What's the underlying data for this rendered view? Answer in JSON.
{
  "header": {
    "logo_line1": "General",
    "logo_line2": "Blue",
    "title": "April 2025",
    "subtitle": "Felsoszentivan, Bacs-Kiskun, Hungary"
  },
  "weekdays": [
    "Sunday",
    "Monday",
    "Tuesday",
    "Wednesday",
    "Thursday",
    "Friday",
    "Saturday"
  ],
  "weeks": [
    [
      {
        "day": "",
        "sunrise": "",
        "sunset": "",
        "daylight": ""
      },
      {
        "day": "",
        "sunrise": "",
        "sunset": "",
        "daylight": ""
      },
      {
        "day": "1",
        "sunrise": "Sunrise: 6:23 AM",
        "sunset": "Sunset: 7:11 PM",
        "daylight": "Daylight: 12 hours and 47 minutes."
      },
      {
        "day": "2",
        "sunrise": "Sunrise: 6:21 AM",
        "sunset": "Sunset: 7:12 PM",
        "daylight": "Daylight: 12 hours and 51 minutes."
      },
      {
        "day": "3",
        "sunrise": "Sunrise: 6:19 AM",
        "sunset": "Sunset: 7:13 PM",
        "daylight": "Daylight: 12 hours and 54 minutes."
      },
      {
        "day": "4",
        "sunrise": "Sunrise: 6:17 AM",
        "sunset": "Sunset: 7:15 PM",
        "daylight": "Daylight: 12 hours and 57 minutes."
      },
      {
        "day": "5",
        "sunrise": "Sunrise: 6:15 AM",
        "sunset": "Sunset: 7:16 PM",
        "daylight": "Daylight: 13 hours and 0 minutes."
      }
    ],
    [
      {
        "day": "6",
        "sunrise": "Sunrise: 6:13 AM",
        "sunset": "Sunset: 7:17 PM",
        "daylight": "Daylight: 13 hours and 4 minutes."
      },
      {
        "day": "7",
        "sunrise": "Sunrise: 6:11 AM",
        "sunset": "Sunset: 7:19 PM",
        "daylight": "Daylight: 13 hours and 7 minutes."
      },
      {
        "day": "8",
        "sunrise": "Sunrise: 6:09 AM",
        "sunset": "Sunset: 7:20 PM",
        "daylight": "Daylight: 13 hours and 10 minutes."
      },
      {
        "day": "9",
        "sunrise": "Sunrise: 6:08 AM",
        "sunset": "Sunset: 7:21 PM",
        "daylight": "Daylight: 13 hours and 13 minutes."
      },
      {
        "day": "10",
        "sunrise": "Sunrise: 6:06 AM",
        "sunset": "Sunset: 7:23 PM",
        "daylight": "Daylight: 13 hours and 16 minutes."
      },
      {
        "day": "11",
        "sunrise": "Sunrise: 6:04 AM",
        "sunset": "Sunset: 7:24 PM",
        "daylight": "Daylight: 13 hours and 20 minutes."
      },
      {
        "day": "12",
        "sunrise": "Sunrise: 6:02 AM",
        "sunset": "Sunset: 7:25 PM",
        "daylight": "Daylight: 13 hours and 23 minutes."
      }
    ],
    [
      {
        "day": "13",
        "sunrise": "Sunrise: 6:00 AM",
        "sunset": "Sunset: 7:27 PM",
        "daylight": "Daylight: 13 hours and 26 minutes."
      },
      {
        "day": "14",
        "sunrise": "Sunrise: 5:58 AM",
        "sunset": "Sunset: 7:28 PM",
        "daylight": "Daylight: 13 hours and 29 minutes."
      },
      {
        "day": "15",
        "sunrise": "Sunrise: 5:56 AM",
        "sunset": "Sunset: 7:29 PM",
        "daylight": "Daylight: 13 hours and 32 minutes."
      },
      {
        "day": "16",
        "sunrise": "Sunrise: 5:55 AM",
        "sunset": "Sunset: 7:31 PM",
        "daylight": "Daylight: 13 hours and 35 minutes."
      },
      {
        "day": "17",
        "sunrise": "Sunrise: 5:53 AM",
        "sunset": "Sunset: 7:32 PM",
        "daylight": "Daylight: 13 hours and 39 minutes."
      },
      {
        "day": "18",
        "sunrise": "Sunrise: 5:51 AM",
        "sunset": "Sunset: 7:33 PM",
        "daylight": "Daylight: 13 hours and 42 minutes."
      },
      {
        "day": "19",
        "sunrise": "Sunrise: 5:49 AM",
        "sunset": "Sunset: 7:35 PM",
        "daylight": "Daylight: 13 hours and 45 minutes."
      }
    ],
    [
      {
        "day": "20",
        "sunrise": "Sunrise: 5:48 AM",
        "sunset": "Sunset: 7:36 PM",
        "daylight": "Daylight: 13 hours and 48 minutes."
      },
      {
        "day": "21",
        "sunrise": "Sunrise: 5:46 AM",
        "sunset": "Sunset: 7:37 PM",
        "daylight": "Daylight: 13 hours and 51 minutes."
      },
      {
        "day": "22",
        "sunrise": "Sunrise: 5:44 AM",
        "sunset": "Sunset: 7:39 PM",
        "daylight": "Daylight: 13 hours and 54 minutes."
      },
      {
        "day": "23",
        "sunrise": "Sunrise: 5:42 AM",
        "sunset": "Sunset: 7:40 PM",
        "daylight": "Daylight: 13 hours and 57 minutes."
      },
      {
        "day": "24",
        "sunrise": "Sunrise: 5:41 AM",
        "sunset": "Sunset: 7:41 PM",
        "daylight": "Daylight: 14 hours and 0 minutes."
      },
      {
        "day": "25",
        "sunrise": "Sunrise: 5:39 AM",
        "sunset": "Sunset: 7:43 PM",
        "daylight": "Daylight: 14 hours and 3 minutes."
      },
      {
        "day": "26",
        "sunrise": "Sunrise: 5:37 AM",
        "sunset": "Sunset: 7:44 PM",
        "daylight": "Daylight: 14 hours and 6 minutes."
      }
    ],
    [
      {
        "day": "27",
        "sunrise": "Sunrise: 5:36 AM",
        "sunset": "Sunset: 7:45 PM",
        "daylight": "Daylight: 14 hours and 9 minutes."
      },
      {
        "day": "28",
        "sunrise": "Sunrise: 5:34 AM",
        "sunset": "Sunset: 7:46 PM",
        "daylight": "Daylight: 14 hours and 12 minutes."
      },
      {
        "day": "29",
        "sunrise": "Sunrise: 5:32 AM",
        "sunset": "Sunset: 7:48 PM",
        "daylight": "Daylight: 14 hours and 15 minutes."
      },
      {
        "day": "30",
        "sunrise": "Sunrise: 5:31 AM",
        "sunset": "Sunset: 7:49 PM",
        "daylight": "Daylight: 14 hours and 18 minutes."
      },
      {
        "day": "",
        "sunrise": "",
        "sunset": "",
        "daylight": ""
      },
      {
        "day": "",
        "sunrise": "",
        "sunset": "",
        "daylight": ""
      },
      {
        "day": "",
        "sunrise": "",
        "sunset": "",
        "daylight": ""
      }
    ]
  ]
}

The request:
Write out every entry again, keeping each line exactly the same.

The output:
What's the underlying data for this rendered view? Answer in JSON.
{
  "header": {
    "logo_line1": "General",
    "logo_line2": "Blue",
    "title": "April 2025",
    "subtitle": "Felsoszentivan, Bacs-Kiskun, Hungary"
  },
  "weekdays": [
    "Sunday",
    "Monday",
    "Tuesday",
    "Wednesday",
    "Thursday",
    "Friday",
    "Saturday"
  ],
  "weeks": [
    [
      {
        "day": "",
        "sunrise": "",
        "sunset": "",
        "daylight": ""
      },
      {
        "day": "",
        "sunrise": "",
        "sunset": "",
        "daylight": ""
      },
      {
        "day": "1",
        "sunrise": "Sunrise: 6:23 AM",
        "sunset": "Sunset: 7:11 PM",
        "daylight": "Daylight: 12 hours and 47 minutes."
      },
      {
        "day": "2",
        "sunrise": "Sunrise: 6:21 AM",
        "sunset": "Sunset: 7:12 PM",
        "daylight": "Daylight: 12 hours and 51 minutes."
      },
      {
        "day": "3",
        "sunrise": "Sunrise: 6:19 AM",
        "sunset": "Sunset: 7:13 PM",
        "daylight": "Daylight: 12 hours and 54 minutes."
      },
      {
        "day": "4",
        "sunrise": "Sunrise: 6:17 AM",
        "sunset": "Sunset: 7:15 PM",
        "daylight": "Daylight: 12 hours and 57 minutes."
      },
      {
        "day": "5",
        "sunrise": "Sunrise: 6:15 AM",
        "sunset": "Sunset: 7:16 PM",
        "daylight": "Daylight: 13 hours and 0 minutes."
      }
    ],
    [
      {
        "day": "6",
        "sunrise": "Sunrise: 6:13 AM",
        "sunset": "Sunset: 7:17 PM",
        "daylight": "Daylight: 13 hours and 4 minutes."
      },
      {
        "day": "7",
        "sunrise": "Sunrise: 6:11 AM",
        "sunset": "Sunset: 7:19 PM",
        "daylight": "Daylight: 13 hours and 7 minutes."
      },
      {
        "day": "8",
        "sunrise": "Sunrise: 6:09 AM",
        "sunset": "Sunset: 7:20 PM",
        "daylight": "Daylight: 13 hours and 10 minutes."
      },
      {
        "day": "9",
        "sunrise": "Sunrise: 6:08 AM",
        "sunset": "Sunset: 7:21 PM",
        "daylight": "Daylight: 13 hours and 13 minutes."
      },
      {
        "day": "10",
        "sunrise": "Sunrise: 6:06 AM",
        "sunset": "Sunset: 7:23 PM",
        "daylight": "Daylight: 13 hours and 16 minutes."
      },
      {
        "day": "11",
        "sunrise": "Sunrise: 6:04 AM",
        "sunset": "Sunset: 7:24 PM",
        "daylight": "Daylight: 13 hours and 20 minutes."
      },
      {
        "day": "12",
        "sunrise": "Sunrise: 6:02 AM",
        "sunset": "Sunset: 7:25 PM",
        "daylight": "Daylight: 13 hours and 23 minutes."
      }
    ],
    [
      {
        "day": "13",
        "sunrise": "Sunrise: 6:00 AM",
        "sunset": "Sunset: 7:27 PM",
        "daylight": "Daylight: 13 hours and 26 minutes."
      },
      {
        "day": "14",
        "sunrise": "Sunrise: 5:58 AM",
        "sunset": "Sunset: 7:28 PM",
        "daylight": "Daylight: 13 hours and 29 minutes."
      },
      {
        "day": "15",
        "sunrise": "Sunrise: 5:56 AM",
        "sunset": "Sunset: 7:29 PM",
        "daylight": "Daylight: 13 hours and 32 minutes."
      },
      {
        "day": "16",
        "sunrise": "Sunrise: 5:55 AM",
        "sunset": "Sunset: 7:31 PM",
        "daylight": "Daylight: 13 hours and 35 minutes."
      },
      {
        "day": "17",
        "sunrise": "Sunrise: 5:53 AM",
        "sunset": "Sunset: 7:32 PM",
        "daylight": "Daylight: 13 hours and 39 minutes."
      },
      {
        "day": "18",
        "sunrise": "Sunrise: 5:51 AM",
        "sunset": "Sunset: 7:33 PM",
        "daylight": "Daylight: 13 hours and 42 minutes."
      },
      {
        "day": "19",
        "sunrise": "Sunrise: 5:49 AM",
        "sunset": "Sunset: 7:35 PM",
        "daylight": "Daylight: 13 hours and 45 minutes."
      }
    ],
    [
      {
        "day": "20",
        "sunrise": "Sunrise: 5:48 AM",
        "sunset": "Sunset: 7:36 PM",
        "daylight": "Daylight: 13 hours and 48 minutes."
      },
      {
        "day": "21",
        "sunrise": "Sunrise: 5:46 AM",
        "sunset": "Sunset: 7:37 PM",
        "daylight": "Daylight: 13 hours and 51 minutes."
      },
      {
        "day": "22",
        "sunrise": "Sunrise: 5:44 AM",
        "sunset": "Sunset: 7:39 PM",
        "daylight": "Daylight: 13 hours and 54 minutes."
      },
      {
        "day": "23",
        "sunrise": "Sunrise: 5:42 AM",
        "sunset": "Sunset: 7:40 PM",
        "daylight": "Daylight: 13 hours and 57 minutes."
      },
      {
        "day": "24",
        "sunrise": "Sunrise: 5:41 AM",
        "sunset": "Sunset: 7:41 PM",
        "daylight": "Daylight: 14 hours and 0 minutes."
      },
      {
        "day": "25",
        "sunrise": "Sunrise: 5:39 AM",
        "sunset": "Sunset: 7:43 PM",
        "daylight": "Daylight: 14 hours and 3 minutes."
      },
      {
        "day": "26",
        "sunrise": "Sunrise: 5:37 AM",
        "sunset": "Sunset: 7:44 PM",
        "daylight": "Daylight: 14 hours and 6 minutes."
      }
    ],
    [
      {
        "day": "27",
        "sunrise": "Sunrise: 5:36 AM",
        "sunset": "Sunset: 7:45 PM",
        "daylight": "Daylight: 14 hours and 9 minutes."
      },
      {
        "day": "28",
        "sunrise": "Sunrise: 5:34 AM",
        "sunset": "Sunset: 7:46 PM",
        "daylight": "Daylight: 14 hours and 12 minutes."
      },
      {
        "day": "29",
        "sunrise": "Sunrise: 5:32 AM",
        "sunset": "Sunset: 7:48 PM",
        "daylight": "Daylight: 14 hours and 15 minutes."
      },
      {
        "day": "30",
        "sunrise": "Sunrise: 5:31 AM",
        "sunset": "Sunset: 7:49 PM",
        "daylight": "Daylight: 14 hours and 18 minutes."
      },
      {
        "day": "",
        "sunrise": "",
        "sunset": "",
        "daylight": ""
      },
      {
        "day": "",
        "sunrise": "",
        "sunset": "",
        "daylight": ""
      },
      {
        "day": "",
        "sunrise": "",
        "sunset": "",
        "daylight": ""
      }
    ]
  ]
}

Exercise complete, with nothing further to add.